═══ Available data ═══

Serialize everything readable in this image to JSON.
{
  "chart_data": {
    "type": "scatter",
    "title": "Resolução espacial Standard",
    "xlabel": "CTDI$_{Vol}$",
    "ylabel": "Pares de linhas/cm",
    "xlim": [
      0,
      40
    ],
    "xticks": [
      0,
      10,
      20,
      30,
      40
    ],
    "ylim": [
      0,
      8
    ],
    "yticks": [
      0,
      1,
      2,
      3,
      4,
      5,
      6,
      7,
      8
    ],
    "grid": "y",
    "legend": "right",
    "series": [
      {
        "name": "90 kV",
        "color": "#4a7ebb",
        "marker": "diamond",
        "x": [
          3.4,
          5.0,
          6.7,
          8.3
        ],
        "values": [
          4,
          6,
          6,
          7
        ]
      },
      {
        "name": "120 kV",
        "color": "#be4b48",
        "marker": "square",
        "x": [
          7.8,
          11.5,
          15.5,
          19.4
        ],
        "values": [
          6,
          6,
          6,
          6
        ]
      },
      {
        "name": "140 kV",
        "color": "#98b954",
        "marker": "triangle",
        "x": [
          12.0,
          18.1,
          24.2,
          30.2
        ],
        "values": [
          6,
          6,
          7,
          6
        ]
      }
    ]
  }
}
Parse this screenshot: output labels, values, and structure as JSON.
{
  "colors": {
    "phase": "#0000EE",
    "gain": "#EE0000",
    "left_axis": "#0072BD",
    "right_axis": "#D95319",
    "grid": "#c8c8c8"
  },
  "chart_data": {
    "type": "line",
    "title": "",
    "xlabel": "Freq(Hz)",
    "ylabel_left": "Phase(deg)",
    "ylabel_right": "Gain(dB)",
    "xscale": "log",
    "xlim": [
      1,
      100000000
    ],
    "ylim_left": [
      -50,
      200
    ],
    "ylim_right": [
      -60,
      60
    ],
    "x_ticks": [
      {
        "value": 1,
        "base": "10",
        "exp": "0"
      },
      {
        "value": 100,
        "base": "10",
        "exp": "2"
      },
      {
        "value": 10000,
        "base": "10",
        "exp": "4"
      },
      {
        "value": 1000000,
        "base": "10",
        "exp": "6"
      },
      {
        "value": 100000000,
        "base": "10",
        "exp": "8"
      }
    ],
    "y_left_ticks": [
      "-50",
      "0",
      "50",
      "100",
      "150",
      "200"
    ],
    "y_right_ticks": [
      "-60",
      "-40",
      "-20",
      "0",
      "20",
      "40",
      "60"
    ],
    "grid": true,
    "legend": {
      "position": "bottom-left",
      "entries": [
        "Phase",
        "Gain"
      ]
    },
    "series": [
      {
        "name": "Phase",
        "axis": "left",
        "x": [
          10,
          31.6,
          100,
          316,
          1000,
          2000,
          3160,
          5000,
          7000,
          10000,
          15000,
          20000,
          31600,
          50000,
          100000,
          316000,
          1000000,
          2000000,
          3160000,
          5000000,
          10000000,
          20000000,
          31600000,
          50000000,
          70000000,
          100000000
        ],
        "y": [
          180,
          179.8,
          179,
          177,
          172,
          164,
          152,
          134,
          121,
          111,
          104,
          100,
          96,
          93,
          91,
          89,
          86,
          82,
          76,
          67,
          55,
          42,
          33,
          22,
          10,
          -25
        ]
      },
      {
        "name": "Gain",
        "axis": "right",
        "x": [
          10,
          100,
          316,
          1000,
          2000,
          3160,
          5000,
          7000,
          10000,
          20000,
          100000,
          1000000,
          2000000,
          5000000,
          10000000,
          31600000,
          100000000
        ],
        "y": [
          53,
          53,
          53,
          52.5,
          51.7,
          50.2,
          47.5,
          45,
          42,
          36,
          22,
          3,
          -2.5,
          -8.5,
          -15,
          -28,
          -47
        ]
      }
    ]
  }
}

═══

Search the data for "this". Copy every matching line.

Serialize everything readable in this image to JSON.
Parse this screenshot: output labels, values, and structure as JSON.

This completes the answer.